_TASK DETAILS_
Please report every line from the material that contains the word "قسـم".

_THE DATA_

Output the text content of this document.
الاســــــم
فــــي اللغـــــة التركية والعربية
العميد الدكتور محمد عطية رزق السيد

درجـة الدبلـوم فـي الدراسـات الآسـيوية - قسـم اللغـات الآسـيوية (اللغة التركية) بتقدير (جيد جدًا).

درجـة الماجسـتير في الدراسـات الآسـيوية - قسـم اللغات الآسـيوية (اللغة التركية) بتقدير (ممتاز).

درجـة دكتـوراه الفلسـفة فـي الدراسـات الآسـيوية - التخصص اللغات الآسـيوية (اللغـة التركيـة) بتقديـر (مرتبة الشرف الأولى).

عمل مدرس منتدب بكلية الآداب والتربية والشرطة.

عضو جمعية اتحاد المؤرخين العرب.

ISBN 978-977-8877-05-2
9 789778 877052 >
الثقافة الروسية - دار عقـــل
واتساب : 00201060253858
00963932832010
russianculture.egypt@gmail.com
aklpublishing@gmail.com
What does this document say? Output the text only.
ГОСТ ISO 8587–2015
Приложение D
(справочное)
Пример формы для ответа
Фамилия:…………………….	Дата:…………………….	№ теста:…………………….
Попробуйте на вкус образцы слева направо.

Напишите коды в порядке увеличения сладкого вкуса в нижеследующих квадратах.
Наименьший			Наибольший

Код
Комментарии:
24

_SOLUTION_
درجـة الدبلـوم فـي الدراسـات الآسـيوية - قسـم اللغـات الآسـيوية (اللغة التركية) بتقدير (جيد جدًا).
درجـة الماجسـتير في الدراسـات الآسـيوية - قسـم اللغات الآسـيوية (اللغة التركية) بتقدير (ممتاز).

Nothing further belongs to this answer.